▸ **YOUR OBJECTIVE**
Write the material out again in full, exactly.

▸ **DATASET RECORDS**
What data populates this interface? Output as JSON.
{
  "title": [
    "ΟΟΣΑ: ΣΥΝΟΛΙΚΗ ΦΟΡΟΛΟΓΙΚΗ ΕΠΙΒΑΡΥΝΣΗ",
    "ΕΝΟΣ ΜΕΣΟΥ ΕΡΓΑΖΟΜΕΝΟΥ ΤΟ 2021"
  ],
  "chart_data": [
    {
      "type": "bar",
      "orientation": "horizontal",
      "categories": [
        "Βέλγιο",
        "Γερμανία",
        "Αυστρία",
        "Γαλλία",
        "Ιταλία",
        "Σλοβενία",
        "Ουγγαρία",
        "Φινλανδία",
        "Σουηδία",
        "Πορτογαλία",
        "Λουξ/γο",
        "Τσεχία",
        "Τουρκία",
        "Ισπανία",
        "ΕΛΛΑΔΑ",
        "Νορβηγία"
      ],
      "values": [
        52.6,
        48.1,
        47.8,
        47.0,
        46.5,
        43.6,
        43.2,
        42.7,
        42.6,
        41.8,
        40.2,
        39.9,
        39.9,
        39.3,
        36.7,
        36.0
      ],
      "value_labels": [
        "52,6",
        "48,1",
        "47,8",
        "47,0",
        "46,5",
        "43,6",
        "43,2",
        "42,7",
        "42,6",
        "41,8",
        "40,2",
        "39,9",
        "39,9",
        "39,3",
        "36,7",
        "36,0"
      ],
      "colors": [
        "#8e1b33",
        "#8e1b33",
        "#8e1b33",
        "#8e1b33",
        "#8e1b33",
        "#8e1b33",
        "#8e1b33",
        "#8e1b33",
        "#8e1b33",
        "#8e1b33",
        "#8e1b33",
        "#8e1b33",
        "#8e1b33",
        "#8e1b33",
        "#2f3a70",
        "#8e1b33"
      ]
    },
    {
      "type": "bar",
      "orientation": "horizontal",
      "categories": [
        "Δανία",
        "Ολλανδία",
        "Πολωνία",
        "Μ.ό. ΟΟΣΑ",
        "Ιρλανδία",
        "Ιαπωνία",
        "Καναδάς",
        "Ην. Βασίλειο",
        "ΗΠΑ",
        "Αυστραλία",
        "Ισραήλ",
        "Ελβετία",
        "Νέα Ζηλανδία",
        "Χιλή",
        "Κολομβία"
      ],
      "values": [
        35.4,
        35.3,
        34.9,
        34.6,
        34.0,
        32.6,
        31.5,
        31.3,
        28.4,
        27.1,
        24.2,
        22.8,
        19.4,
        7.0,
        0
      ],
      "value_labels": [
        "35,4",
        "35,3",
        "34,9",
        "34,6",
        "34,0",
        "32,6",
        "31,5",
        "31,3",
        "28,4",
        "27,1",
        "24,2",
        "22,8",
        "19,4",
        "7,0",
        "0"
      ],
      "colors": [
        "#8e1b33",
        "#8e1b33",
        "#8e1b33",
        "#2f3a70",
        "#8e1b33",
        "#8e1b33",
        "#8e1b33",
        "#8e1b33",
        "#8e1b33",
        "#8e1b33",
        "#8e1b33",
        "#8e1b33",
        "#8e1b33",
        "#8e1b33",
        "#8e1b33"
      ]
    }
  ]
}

▸ **RESULT OF THE TASK**
What data populates this interface? Output as JSON.
{
  "title": [
    "ΟΟΣΑ: ΣΥΝΟΛΙΚΗ ΦΟΡΟΛΟΓΙΚΗ ΕΠΙΒΑΡΥΝΣΗ",
    "ΕΝΟΣ ΜΕΣΟΥ ΕΡΓΑΖΟΜΕΝΟΥ ΤΟ 2021"
  ],
  "chart_data": [
    {
      "type": "bar",
      "orientation": "horizontal",
      "categories": [
        "Βέλγιο",
        "Γερμανία",
        "Αυστρία",
        "Γαλλία",
        "Ιταλία",
        "Σλοβενία",
        "Ουγγαρία",
        "Φινλανδία",
        "Σουηδία",
        "Πορτογαλία",
        "Λουξ/γο",
        "Τσεχία",
        "Τουρκία",
        "Ισπανία",
        "ΕΛΛΑΔΑ",
        "Νορβηγία"
      ],
      "values": [
        52.6,
        48.1,
        47.8,
        47.0,
        46.5,
        43.6,
        43.2,
        42.7,
        42.6,
        41.8,
        40.2,
        39.9,
        39.9,
        39.3,
        36.7,
        36.0
      ],
      "value_labels": [
        "52,6",
        "48,1",
        "47,8",
        "47,0",
        "46,5",
        "43,6",
        "43,2",
        "42,7",
        "42,6",
        "41,8",
        "40,2",
        "39,9",
        "39,9",
        "39,3",
        "36,7",
        "36,0"
      ],
      "colors": [
        "#8e1b33",
        "#8e1b33",
        "#8e1b33",
        "#8e1b33",
        "#8e1b33",
        "#8e1b33",
        "#8e1b33",
        "#8e1b33",
        "#8e1b33",
        "#8e1b33",
        "#8e1b33",
        "#8e1b33",
        "#8e1b33",
        "#8e1b33",
        "#2f3a70",
        "#8e1b33"
      ]
    },
    {
      "type": "bar",
      "orientation": "horizontal",
      "categories": [
        "Δανία",
        "Ολλανδία",
        "Πολωνία",
        "Μ.ό. ΟΟΣΑ",
        "Ιρλανδία",
        "Ιαπωνία",
        "Καναδάς",
        "Ην. Βασίλειο",
        "ΗΠΑ",
        "Αυστραλία",
        "Ισραήλ",
        "Ελβετία",
        "Νέα Ζηλανδία",
        "Χιλή",
        "Κολομβία"
      ],
      "values": [
        35.4,
        35.3,
        34.9,
        34.6,
        34.0,
        32.6,
        31.5,
        31.3,
        28.4,
        27.1,
        24.2,
        22.8,
        19.4,
        7.0,
        0
      ],
      "value_labels": [
        "35,4",
        "35,3",
        "34,9",
        "34,6",
        "34,0",
        "32,6",
        "31,5",
        "31,3",
        "28,4",
        "27,1",
        "24,2",
        "22,8",
        "19,4",
        "7,0",
        "0"
      ],
      "colors": [
        "#8e1b33",
        "#8e1b33",
        "#8e1b33",
        "#2f3a70",
        "#8e1b33",
        "#8e1b33",
        "#8e1b33",
        "#8e1b33",
        "#8e1b33",
        "#8e1b33",
        "#8e1b33",
        "#8e1b33",
        "#8e1b33",
        "#8e1b33",
        "#8e1b33"
      ]
    }
  ]
}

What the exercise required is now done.